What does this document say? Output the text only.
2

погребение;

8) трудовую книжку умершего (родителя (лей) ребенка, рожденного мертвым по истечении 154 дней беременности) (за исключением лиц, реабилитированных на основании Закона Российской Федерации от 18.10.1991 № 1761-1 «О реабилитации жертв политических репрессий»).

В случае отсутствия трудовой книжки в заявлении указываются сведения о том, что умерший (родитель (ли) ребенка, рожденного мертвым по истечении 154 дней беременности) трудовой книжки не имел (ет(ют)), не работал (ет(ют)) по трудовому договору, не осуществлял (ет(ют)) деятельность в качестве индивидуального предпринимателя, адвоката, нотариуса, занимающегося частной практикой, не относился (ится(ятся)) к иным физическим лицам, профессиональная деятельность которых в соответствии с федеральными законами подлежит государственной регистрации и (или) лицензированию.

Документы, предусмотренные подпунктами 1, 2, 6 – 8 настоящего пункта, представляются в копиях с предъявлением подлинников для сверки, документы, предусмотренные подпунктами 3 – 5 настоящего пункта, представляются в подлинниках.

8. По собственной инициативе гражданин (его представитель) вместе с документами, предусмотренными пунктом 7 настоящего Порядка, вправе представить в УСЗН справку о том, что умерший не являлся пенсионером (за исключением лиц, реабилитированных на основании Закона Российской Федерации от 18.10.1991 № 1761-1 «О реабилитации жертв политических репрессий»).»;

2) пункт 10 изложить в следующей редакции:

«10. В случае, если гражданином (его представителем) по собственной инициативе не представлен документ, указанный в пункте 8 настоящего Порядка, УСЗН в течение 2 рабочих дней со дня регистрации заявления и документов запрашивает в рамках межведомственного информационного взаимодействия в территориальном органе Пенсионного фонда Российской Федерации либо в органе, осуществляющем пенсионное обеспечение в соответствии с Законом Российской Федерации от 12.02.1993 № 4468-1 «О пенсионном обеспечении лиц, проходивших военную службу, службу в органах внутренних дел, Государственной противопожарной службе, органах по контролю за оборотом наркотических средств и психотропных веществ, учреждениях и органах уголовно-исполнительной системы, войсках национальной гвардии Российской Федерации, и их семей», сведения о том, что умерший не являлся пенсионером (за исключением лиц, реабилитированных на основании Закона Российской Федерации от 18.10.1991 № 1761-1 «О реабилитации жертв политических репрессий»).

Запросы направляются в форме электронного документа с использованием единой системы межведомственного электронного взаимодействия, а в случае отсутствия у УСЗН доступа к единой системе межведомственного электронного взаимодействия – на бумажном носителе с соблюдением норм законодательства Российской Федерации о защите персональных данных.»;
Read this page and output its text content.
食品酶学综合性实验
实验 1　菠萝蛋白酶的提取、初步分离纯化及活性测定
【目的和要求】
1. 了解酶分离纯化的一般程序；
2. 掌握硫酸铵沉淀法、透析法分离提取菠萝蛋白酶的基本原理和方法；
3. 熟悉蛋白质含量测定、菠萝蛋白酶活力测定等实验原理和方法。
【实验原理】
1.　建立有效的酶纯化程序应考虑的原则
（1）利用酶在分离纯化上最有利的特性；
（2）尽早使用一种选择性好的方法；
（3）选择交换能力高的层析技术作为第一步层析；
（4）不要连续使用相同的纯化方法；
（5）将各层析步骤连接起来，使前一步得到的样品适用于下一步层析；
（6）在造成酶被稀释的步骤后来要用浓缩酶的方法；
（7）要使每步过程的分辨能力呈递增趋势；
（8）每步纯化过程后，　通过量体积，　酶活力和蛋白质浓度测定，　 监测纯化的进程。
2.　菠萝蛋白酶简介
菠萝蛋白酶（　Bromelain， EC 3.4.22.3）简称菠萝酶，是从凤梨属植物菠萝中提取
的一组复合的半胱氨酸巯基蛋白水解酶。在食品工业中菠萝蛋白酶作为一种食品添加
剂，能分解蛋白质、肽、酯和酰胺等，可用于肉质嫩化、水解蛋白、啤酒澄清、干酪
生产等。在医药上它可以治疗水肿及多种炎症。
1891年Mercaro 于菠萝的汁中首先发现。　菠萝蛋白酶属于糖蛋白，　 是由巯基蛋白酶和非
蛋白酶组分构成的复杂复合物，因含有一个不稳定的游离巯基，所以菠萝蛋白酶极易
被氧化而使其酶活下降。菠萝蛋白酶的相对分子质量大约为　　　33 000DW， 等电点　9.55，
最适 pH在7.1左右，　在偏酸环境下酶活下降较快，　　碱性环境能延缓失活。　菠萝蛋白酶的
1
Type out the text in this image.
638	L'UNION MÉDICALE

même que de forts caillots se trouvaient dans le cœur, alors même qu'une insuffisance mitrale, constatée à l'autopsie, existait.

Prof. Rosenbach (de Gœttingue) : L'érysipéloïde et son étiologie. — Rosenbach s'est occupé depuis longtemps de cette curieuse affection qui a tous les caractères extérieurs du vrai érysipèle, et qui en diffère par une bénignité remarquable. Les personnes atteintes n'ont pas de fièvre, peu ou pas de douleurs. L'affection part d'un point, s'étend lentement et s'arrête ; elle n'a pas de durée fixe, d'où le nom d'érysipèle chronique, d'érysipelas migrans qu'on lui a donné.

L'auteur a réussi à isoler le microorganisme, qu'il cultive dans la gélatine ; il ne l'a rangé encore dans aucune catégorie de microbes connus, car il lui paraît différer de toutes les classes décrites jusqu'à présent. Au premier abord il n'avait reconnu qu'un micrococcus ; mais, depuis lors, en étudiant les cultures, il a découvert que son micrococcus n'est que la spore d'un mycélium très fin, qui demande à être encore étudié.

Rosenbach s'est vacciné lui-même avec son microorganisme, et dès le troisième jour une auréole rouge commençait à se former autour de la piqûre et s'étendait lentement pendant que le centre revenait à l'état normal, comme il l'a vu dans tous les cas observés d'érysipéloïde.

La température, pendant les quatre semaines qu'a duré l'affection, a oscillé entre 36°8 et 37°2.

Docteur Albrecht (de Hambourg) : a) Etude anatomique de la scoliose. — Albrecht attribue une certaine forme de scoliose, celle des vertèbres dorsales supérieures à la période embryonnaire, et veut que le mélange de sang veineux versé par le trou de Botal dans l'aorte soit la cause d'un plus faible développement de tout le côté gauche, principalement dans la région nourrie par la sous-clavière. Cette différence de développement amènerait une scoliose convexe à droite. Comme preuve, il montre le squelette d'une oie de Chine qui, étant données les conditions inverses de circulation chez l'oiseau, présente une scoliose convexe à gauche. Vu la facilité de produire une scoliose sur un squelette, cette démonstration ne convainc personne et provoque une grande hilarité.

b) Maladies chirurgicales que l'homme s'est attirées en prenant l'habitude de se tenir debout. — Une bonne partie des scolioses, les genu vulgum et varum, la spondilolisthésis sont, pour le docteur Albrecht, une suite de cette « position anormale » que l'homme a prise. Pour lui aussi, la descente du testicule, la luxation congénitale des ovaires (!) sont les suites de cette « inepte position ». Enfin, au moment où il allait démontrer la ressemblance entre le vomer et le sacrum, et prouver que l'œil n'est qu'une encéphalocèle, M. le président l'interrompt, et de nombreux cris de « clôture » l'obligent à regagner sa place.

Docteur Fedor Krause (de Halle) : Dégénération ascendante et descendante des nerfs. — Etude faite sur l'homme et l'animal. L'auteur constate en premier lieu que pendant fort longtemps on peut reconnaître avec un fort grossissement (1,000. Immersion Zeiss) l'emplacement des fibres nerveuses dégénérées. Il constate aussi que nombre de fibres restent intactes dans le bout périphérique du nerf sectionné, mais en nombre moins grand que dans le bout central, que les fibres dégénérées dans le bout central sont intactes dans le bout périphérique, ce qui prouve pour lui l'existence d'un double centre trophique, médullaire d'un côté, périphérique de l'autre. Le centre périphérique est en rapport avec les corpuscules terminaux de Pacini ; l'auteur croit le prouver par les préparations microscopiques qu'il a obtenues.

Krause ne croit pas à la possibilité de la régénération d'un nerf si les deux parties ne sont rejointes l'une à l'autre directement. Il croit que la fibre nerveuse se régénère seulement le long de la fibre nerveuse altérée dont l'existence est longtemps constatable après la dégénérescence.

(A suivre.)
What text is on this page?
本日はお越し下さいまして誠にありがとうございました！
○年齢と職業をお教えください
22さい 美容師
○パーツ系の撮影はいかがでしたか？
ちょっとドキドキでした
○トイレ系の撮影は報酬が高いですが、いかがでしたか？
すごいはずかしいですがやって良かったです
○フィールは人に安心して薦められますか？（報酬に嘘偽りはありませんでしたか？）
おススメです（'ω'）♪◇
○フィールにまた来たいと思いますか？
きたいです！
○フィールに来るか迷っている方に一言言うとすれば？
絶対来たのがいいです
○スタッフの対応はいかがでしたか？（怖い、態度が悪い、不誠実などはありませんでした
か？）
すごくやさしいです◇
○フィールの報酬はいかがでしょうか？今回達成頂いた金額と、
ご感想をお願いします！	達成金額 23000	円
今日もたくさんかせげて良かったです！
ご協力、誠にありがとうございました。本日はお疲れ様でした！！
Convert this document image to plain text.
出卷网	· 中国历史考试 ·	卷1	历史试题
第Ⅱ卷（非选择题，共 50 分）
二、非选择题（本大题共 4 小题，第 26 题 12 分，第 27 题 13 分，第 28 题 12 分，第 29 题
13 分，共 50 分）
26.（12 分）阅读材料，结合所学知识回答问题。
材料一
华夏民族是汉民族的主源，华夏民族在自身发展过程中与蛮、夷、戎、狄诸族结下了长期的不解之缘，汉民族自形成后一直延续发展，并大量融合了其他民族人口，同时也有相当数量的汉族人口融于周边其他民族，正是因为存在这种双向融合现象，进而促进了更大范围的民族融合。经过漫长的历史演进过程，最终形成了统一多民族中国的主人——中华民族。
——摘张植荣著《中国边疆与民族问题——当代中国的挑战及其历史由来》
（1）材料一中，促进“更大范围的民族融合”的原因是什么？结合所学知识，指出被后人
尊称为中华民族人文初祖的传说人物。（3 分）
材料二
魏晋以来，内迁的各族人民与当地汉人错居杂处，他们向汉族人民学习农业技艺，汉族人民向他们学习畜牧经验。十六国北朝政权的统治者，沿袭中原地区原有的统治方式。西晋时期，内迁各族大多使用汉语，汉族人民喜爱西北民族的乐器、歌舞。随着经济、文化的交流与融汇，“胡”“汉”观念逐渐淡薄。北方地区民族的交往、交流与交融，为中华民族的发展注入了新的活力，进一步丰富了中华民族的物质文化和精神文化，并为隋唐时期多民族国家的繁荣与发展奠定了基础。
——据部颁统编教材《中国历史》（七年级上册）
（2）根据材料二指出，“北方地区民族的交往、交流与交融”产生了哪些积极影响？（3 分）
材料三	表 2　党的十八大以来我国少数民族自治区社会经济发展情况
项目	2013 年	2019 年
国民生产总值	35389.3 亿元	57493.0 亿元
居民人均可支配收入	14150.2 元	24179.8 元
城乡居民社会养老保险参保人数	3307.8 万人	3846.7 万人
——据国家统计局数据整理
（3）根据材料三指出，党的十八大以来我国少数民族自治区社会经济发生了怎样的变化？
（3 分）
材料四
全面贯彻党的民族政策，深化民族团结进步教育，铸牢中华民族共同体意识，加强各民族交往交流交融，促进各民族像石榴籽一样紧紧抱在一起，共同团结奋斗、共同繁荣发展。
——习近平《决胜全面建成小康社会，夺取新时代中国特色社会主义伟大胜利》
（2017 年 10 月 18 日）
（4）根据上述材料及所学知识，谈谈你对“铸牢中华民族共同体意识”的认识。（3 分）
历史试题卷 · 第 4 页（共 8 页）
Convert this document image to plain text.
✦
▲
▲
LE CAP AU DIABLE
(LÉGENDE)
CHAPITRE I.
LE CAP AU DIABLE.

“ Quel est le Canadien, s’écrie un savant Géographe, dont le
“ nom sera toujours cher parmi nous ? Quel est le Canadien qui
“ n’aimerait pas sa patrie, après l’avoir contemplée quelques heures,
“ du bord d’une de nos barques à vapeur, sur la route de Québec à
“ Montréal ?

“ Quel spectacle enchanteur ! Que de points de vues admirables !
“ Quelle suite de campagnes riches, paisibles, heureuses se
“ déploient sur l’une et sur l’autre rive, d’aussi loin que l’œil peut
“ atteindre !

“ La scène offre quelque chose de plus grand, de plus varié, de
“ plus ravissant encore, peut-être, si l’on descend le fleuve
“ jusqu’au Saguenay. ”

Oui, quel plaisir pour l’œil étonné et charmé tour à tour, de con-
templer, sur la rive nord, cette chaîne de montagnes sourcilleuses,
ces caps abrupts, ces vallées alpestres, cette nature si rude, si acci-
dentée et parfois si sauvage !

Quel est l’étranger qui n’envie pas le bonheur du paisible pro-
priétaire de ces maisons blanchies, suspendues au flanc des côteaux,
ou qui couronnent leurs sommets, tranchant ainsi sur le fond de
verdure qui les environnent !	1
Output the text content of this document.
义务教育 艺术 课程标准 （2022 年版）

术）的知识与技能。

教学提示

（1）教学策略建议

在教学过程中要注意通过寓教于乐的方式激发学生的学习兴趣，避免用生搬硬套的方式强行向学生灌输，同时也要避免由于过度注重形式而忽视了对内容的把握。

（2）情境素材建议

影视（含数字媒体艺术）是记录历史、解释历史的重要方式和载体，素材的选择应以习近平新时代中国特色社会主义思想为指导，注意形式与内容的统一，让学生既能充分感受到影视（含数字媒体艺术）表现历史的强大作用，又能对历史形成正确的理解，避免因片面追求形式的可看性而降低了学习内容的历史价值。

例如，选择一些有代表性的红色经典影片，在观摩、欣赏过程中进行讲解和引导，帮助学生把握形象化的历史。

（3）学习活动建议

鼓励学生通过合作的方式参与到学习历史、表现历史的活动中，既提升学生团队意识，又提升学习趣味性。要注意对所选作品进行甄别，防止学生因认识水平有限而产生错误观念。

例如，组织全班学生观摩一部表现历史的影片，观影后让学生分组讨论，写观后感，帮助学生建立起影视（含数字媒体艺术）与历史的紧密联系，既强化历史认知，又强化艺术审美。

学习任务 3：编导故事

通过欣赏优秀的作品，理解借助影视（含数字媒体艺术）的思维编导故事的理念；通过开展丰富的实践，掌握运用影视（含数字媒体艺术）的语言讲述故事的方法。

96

#### Exercise goal
Look through the listing above and count the lines where the string "content" appears. Report the number only.

#### Response to this exercise
2